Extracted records
----
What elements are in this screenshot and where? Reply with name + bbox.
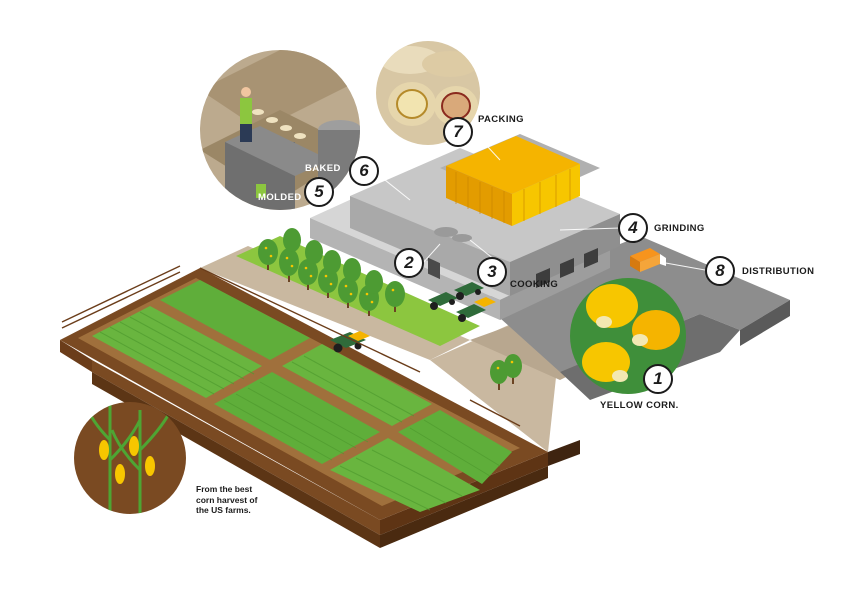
farm-field [60,268,548,520]
corn-plants-inset [74,402,186,514]
orchard-trees [258,228,522,390]
step-number-8: 8 [705,256,735,286]
step-label-cooking: COOKING [510,279,559,290]
crop-plot [160,280,310,360]
step-number-3: 3 [477,257,507,287]
step-number-6: 6 [349,156,379,186]
corn-kernel-icon [586,284,638,328]
packing-crates [446,136,580,226]
crop-plot [330,438,480,512]
harvest-caption: From the best corn harvest of the US far… [196,484,306,516]
step-label-packing: PACKING [478,114,524,125]
crop-plot [214,372,380,464]
step-number-4: 4 [618,213,648,243]
tractors [330,282,496,353]
step-label-grinding: GRINDING [654,223,705,234]
crop-plot [92,306,262,398]
step-connectors [374,131,706,271]
corn-kernel-icon [632,310,680,350]
corn-kernel-icon [582,342,630,382]
step-number-1: 1 [643,364,673,394]
step-label-molded: MOLDED [258,192,302,203]
caption-line-2: corn harvest of [196,494,258,505]
step-number-2: 2 [394,248,424,278]
step-label-distribution: DISTRIBUTION [742,266,815,277]
factory-interior-inset [200,50,360,210]
step-label-yellow-corn: YELLOW CORN. [600,400,679,411]
step-number-7: 7 [443,117,473,147]
caption-line-1: From the best [196,484,253,494]
step-label-baked: BAKED [305,163,341,174]
crop-plot [398,410,512,484]
fence [61,265,521,427]
step-number-5: 5 [304,177,334,207]
caption-line-3: the US farms. [196,505,251,515]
----
■ Your task: Output every line of the extracted records above verbatim, leaving out the pictures.

■ Complete response:
What elements are in this screenshot and where? Reply with name + bbox.
farm-field [60,268,548,520]
corn-plants-inset [74,402,186,514]
orchard-trees [258,228,522,390]
step-number-8: 8 [705,256,735,286]
step-label-cooking: COOKING [510,279,559,290]
crop-plot [160,280,310,360]
step-number-3: 3 [477,257,507,287]
step-number-6: 6 [349,156,379,186]
corn-kernel-icon [586,284,638,328]
packing-crates [446,136,580,226]
crop-plot [330,438,480,512]
harvest-caption: From the best corn harvest of the US far… [196,484,306,516]
step-label-packing: PACKING [478,114,524,125]
crop-plot [214,372,380,464]
step-number-4: 4 [618,213,648,243]
tractors [330,282,496,353]
step-label-grinding: GRINDING [654,223,705,234]
crop-plot [92,306,262,398]
step-connectors [374,131,706,271]
corn-kernel-icon [632,310,680,350]
corn-kernel-icon [582,342,630,382]
step-number-1: 1 [643,364,673,394]
step-label-molded: MOLDED [258,192,302,203]
caption-line-2: corn harvest of [196,494,258,505]
step-number-2: 2 [394,248,424,278]
step-label-distribution: DISTRIBUTION [742,266,815,277]
factory-interior-inset [200,50,360,210]
step-label-yellow-corn: YELLOW CORN. [600,400,679,411]
step-number-7: 7 [443,117,473,147]
caption-line-1: From the best [196,484,253,494]
step-label-baked: BAKED [305,163,341,174]
crop-plot [398,410,512,484]
fence [61,265,521,427]
step-number-5: 5 [304,177,334,207]
caption-line-3: the US farms. [196,505,251,515]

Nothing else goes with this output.